(Stored entries)
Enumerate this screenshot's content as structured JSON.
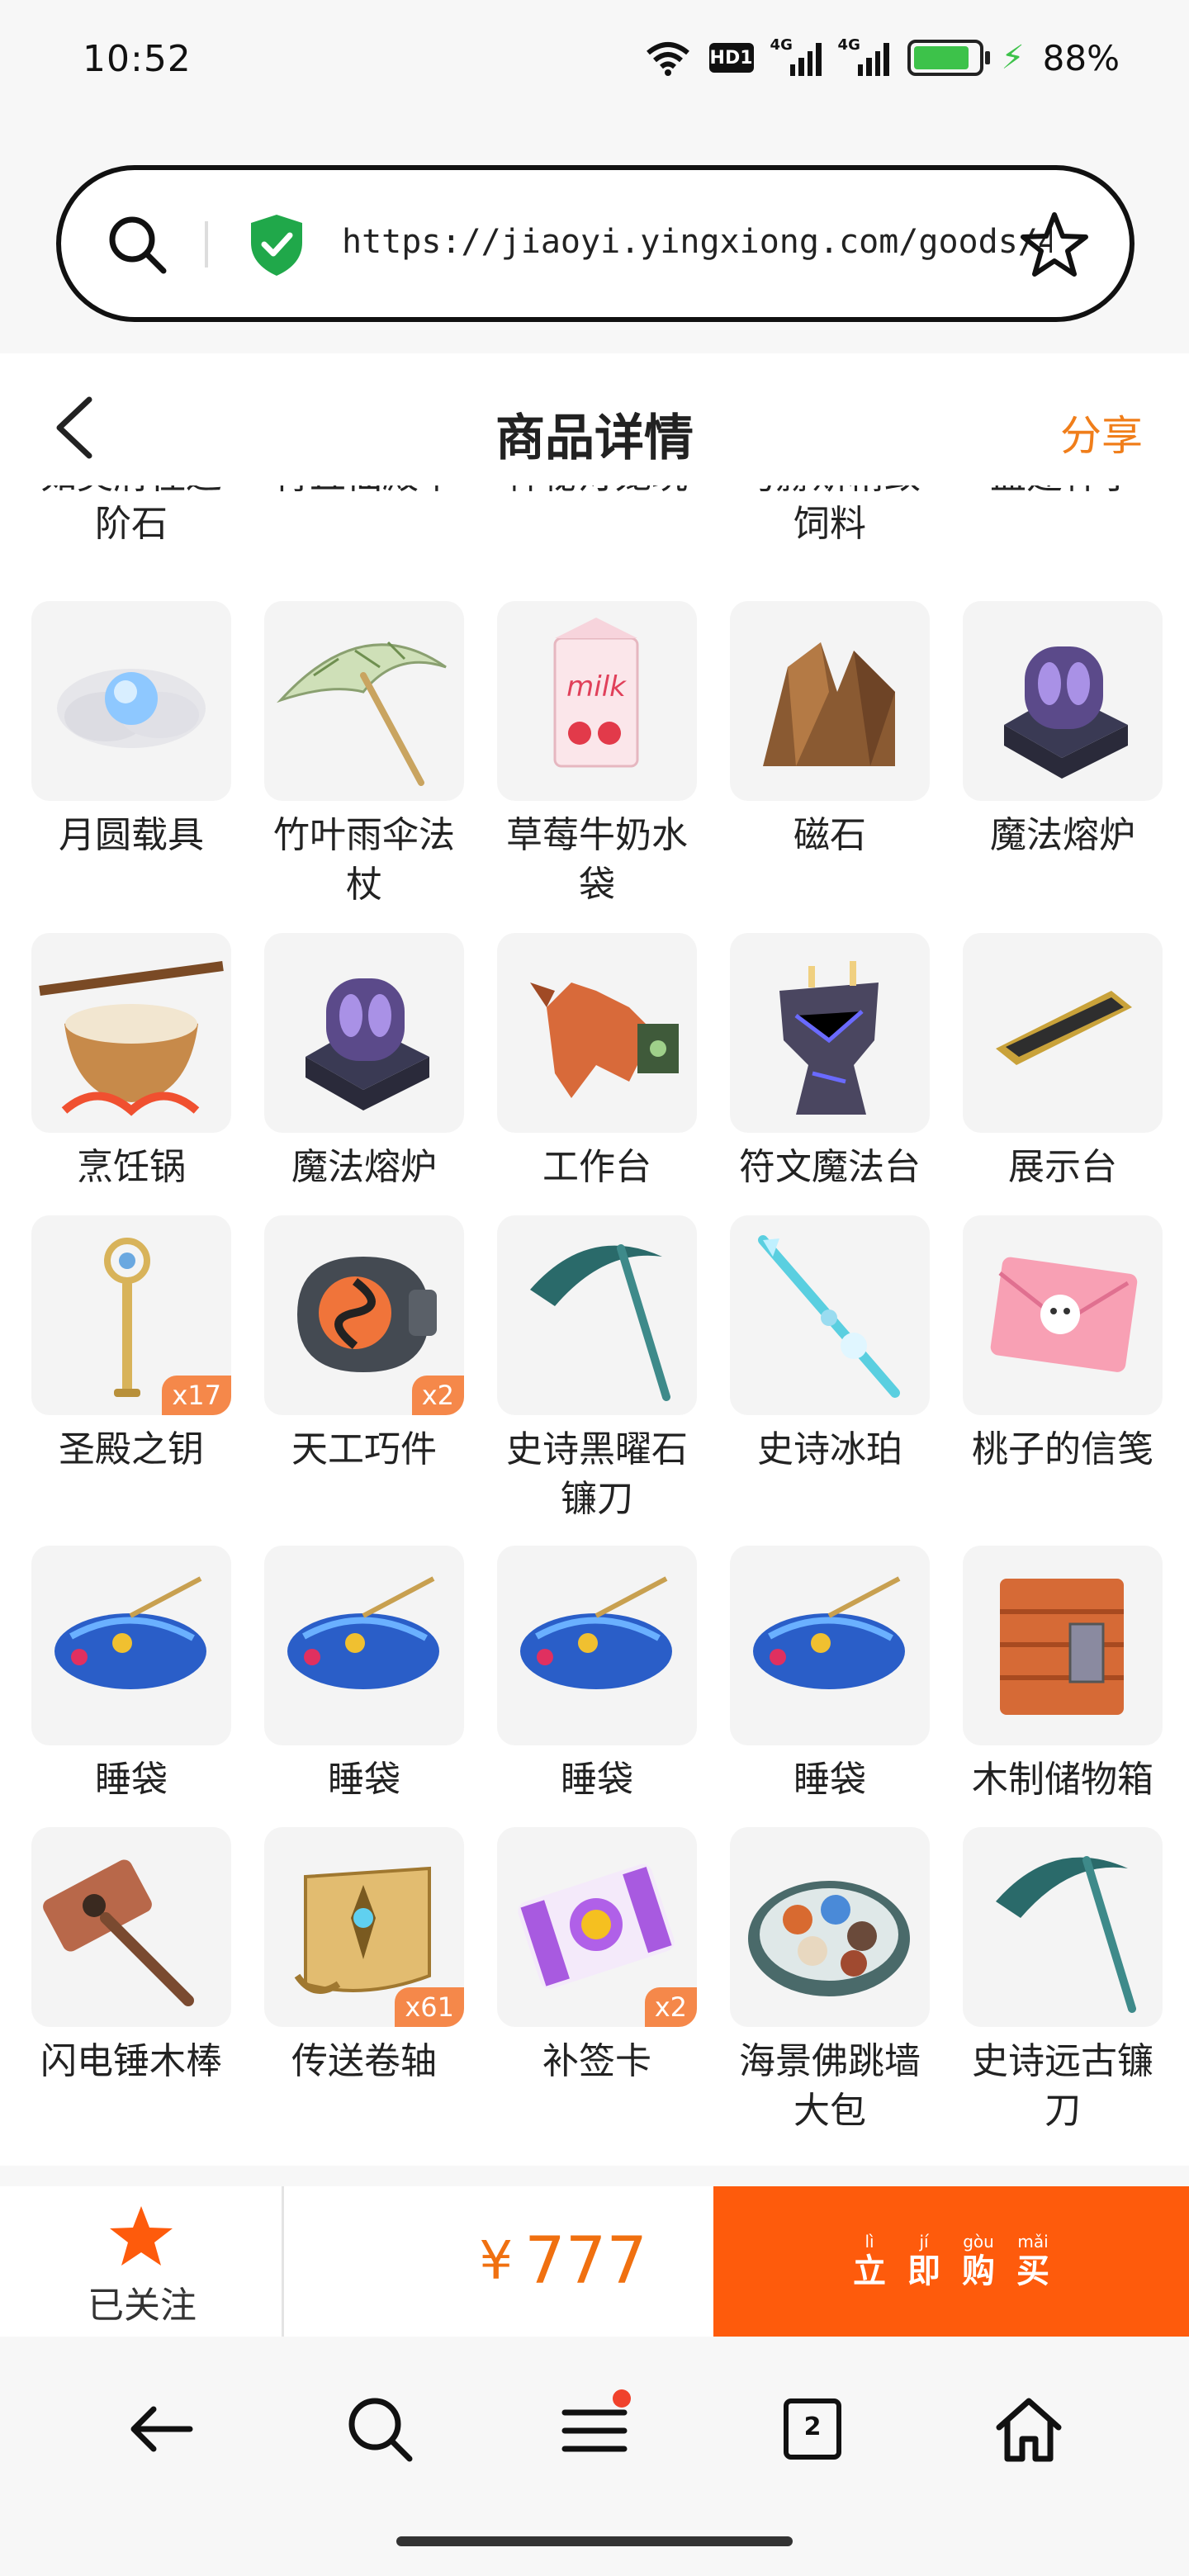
{
  "status_bar": {
    "time": "10:52",
    "hd_label": "HD1",
    "signal_1": "4G",
    "signal_2": "4G",
    "battery_percent": "88%",
    "battery_level": 0.88,
    "battery_color": "#3dc24a"
  },
  "address_bar": {
    "url": "https://jiaoyi.yingxiong.com/goods/43…",
    "secure_icon": "shield-check-icon",
    "secure_color": "#20a84a"
  },
  "header": {
    "title": "商品详情",
    "share_label": "分享",
    "share_color": "#f07e1a"
  },
  "cut_off_row": [
    {
      "line1": "如灵府往返",
      "line2": "阶石"
    },
    {
      "line1": "青丘仙殿草",
      "line2": ""
    },
    {
      "line1": "神秘灯笼玩",
      "line2": ""
    },
    {
      "line1": "马赫斯精致",
      "line2": "饲料"
    },
    {
      "line1": "盖建杆子",
      "line2": ""
    }
  ],
  "items": [
    {
      "name": "月圆载具",
      "qty": "",
      "icon": "moon-orb-icon"
    },
    {
      "name": "竹叶雨伞法杖",
      "qty": "",
      "icon": "bamboo-umbrella-icon"
    },
    {
      "name": "草莓牛奶水袋",
      "qty": "",
      "icon": "milk-carton-icon"
    },
    {
      "name": "磁石",
      "qty": "",
      "icon": "magnet-rock-icon"
    },
    {
      "name": "魔法熔炉",
      "qty": "",
      "icon": "magic-furnace-icon"
    },
    {
      "name": "烹饪锅",
      "qty": "",
      "icon": "cooking-pot-icon"
    },
    {
      "name": "魔法熔炉",
      "qty": "",
      "icon": "magic-furnace-icon"
    },
    {
      "name": "工作台",
      "qty": "",
      "icon": "workbench-icon"
    },
    {
      "name": "符文魔法台",
      "qty": "",
      "icon": "rune-altar-icon"
    },
    {
      "name": "展示台",
      "qty": "",
      "icon": "display-stand-icon"
    },
    {
      "name": "圣殿之钥",
      "qty": "x17",
      "icon": "temple-key-icon"
    },
    {
      "name": "天工巧件",
      "qty": "x2",
      "icon": "craft-part-icon"
    },
    {
      "name": "史诗黑曜石镰刀",
      "qty": "",
      "icon": "scythe-icon"
    },
    {
      "name": "史诗冰珀",
      "qty": "",
      "icon": "ice-spear-icon"
    },
    {
      "name": "桃子的信笺",
      "qty": "",
      "icon": "letter-icon"
    },
    {
      "name": "睡袋",
      "qty": "",
      "icon": "sleeping-bag-icon"
    },
    {
      "name": "睡袋",
      "qty": "",
      "icon": "sleeping-bag-icon"
    },
    {
      "name": "睡袋",
      "qty": "",
      "icon": "sleeping-bag-icon"
    },
    {
      "name": "睡袋",
      "qty": "",
      "icon": "sleeping-bag-icon"
    },
    {
      "name": "木制储物箱",
      "qty": "",
      "icon": "wooden-crate-icon"
    },
    {
      "name": "闪电锤木棒",
      "qty": "",
      "icon": "hammer-icon"
    },
    {
      "name": "传送卷轴",
      "qty": "x61",
      "icon": "scroll-icon"
    },
    {
      "name": "补签卡",
      "qty": "x2",
      "icon": "ticket-icon"
    },
    {
      "name": "海景佛跳墙大包",
      "qty": "",
      "icon": "food-platter-icon"
    },
    {
      "name": "史诗远古镰刀",
      "qty": "",
      "icon": "scythe-icon"
    }
  ],
  "action_bar": {
    "follow_label": "已关注",
    "follow_icon": "star-filled-icon",
    "currency": "¥",
    "price": "777",
    "buy_chars": [
      {
        "pinyin": "lì",
        "hanzi": "立"
      },
      {
        "pinyin": "jí",
        "hanzi": "即"
      },
      {
        "pinyin": "gòu",
        "hanzi": "购"
      },
      {
        "pinyin": "mǎi",
        "hanzi": "买"
      }
    ],
    "buy_color": "#fe5b0c",
    "price_color": "#f07010"
  },
  "nav_bar": {
    "tab_count": "2",
    "buttons": [
      "back-arrow-icon",
      "search-icon",
      "menu-icon",
      "tabs-icon",
      "home-icon"
    ]
  }
}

* **The problem**
Give every line above again exactly, with no pictures.

* **Response below**
Enumerate this screenshot's content as structured JSON.
{
  "status_bar": {
    "time": "10:52",
    "hd_label": "HD1",
    "signal_1": "4G",
    "signal_2": "4G",
    "battery_percent": "88%",
    "battery_level": 0.88,
    "battery_color": "#3dc24a"
  },
  "address_bar": {
    "url": "https://jiaoyi.yingxiong.com/goods/43…",
    "secure_icon": "shield-check-icon",
    "secure_color": "#20a84a"
  },
  "header": {
    "title": "商品详情",
    "share_label": "分享",
    "share_color": "#f07e1a"
  },
  "cut_off_row": [
    {
      "line1": "如灵府往返",
      "line2": "阶石"
    },
    {
      "line1": "青丘仙殿草",
      "line2": ""
    },
    {
      "line1": "神秘灯笼玩",
      "line2": ""
    },
    {
      "line1": "马赫斯精致",
      "line2": "饲料"
    },
    {
      "line1": "盖建杆子",
      "line2": ""
    }
  ],
  "items": [
    {
      "name": "月圆载具",
      "qty": "",
      "icon": "moon-orb-icon"
    },
    {
      "name": "竹叶雨伞法杖",
      "qty": "",
      "icon": "bamboo-umbrella-icon"
    },
    {
      "name": "草莓牛奶水袋",
      "qty": "",
      "icon": "milk-carton-icon"
    },
    {
      "name": "磁石",
      "qty": "",
      "icon": "magnet-rock-icon"
    },
    {
      "name": "魔法熔炉",
      "qty": "",
      "icon": "magic-furnace-icon"
    },
    {
      "name": "烹饪锅",
      "qty": "",
      "icon": "cooking-pot-icon"
    },
    {
      "name": "魔法熔炉",
      "qty": "",
      "icon": "magic-furnace-icon"
    },
    {
      "name": "工作台",
      "qty": "",
      "icon": "workbench-icon"
    },
    {
      "name": "符文魔法台",
      "qty": "",
      "icon": "rune-altar-icon"
    },
    {
      "name": "展示台",
      "qty": "",
      "icon": "display-stand-icon"
    },
    {
      "name": "圣殿之钥",
      "qty": "x17",
      "icon": "temple-key-icon"
    },
    {
      "name": "天工巧件",
      "qty": "x2",
      "icon": "craft-part-icon"
    },
    {
      "name": "史诗黑曜石镰刀",
      "qty": "",
      "icon": "scythe-icon"
    },
    {
      "name": "史诗冰珀",
      "qty": "",
      "icon": "ice-spear-icon"
    },
    {
      "name": "桃子的信笺",
      "qty": "",
      "icon": "letter-icon"
    },
    {
      "name": "睡袋",
      "qty": "",
      "icon": "sleeping-bag-icon"
    },
    {
      "name": "睡袋",
      "qty": "",
      "icon": "sleeping-bag-icon"
    },
    {
      "name": "睡袋",
      "qty": "",
      "icon": "sleeping-bag-icon"
    },
    {
      "name": "睡袋",
      "qty": "",
      "icon": "sleeping-bag-icon"
    },
    {
      "name": "木制储物箱",
      "qty": "",
      "icon": "wooden-crate-icon"
    },
    {
      "name": "闪电锤木棒",
      "qty": "",
      "icon": "hammer-icon"
    },
    {
      "name": "传送卷轴",
      "qty": "x61",
      "icon": "scroll-icon"
    },
    {
      "name": "补签卡",
      "qty": "x2",
      "icon": "ticket-icon"
    },
    {
      "name": "海景佛跳墙大包",
      "qty": "",
      "icon": "food-platter-icon"
    },
    {
      "name": "史诗远古镰刀",
      "qty": "",
      "icon": "scythe-icon"
    }
  ],
  "action_bar": {
    "follow_label": "已关注",
    "follow_icon": "star-filled-icon",
    "currency": "¥",
    "price": "777",
    "buy_chars": [
      {
        "pinyin": "lì",
        "hanzi": "立"
      },
      {
        "pinyin": "jí",
        "hanzi": "即"
      },
      {
        "pinyin": "gòu",
        "hanzi": "购"
      },
      {
        "pinyin": "mǎi",
        "hanzi": "买"
      }
    ],
    "buy_color": "#fe5b0c",
    "price_color": "#f07010"
  },
  "nav_bar": {
    "tab_count": "2",
    "buttons": [
      "back-arrow-icon",
      "search-icon",
      "menu-icon",
      "tabs-icon",
      "home-icon"
    ]
  }
}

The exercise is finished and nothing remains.